**TEXT PROVIDED:**
There is a famous saying by Dr. Seuss that says: “The more that you read, the more things you will know. The more that you learn, the more places you’ll go.”

Anyone who has read a good book knows how  reading can transport us to far and distant places. Not only does reading help us relax, but it also develops our mind, and imagination. Reading has become an essential life skill that helps us interact with the world around us. Equipping our children with effective literacy skills has become a natural and fundamental part of our lives.

However, reading isn’t a skill that we are naturally born with. Whilst it is true that there are some children who are capable of learning to read on their own, the majority of us need to be taught how to read. In most cases children start developing their literacy skills at nursery school, where they start to learn how to decipher the letters of the alphabet. It is only usually at primary school that they begin learning how to read by learning how to apply decoding and blending strategies. Although mastering this skill requires a lot of focused practice both in and out of the classroom, the result is and should be magical.

So how can we, as teachers and parents, promote the love of reading in our children? How can we make it easier for our children to choose a book that appeals to their natural curiosity, as well as their interests? Only with the answers to these questions can we enable them to have a meaningful and personalised reading experience.

Children need to make sense of, and personalise their reading experience.

To do this, get them to develop their creativity skills. Ask them to create a final “product” that reflects upon their reading experience. Rather than relying solely on reading worksheets with comprehension questions (which we can use to test the children’s reading memory), there’s a wider variety of activities out there that we as teachers could use to get an insight into our student’s understanding of the story.

**WRITTEN PROBLEM:**
Transcribe the passage on teaching children to read, from "Anyone who has" to "of our lives.".

**MATERIAL:**
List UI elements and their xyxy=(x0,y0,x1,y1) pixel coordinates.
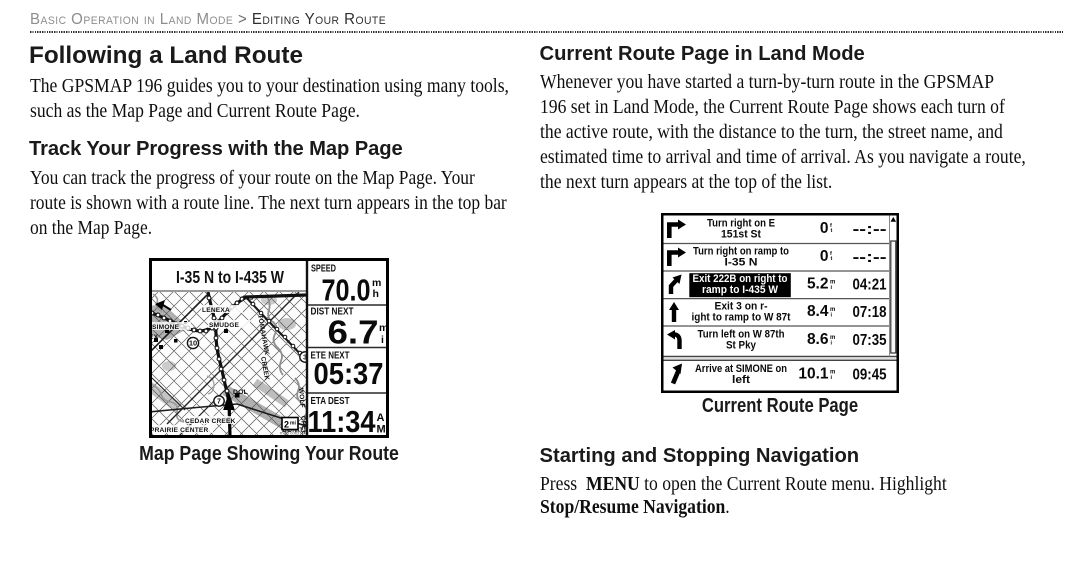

**FINAL ANSWER:**
Anyone who has read a good book knows how  reading can transport us to far and distant places. Not only does reading help us relax, but it also develops our mind, and imagination. Reading has become an essential life skill that helps us interact with the world around us. Equipping our children with effective literacy skills has become a natural and fundamental part of our lives.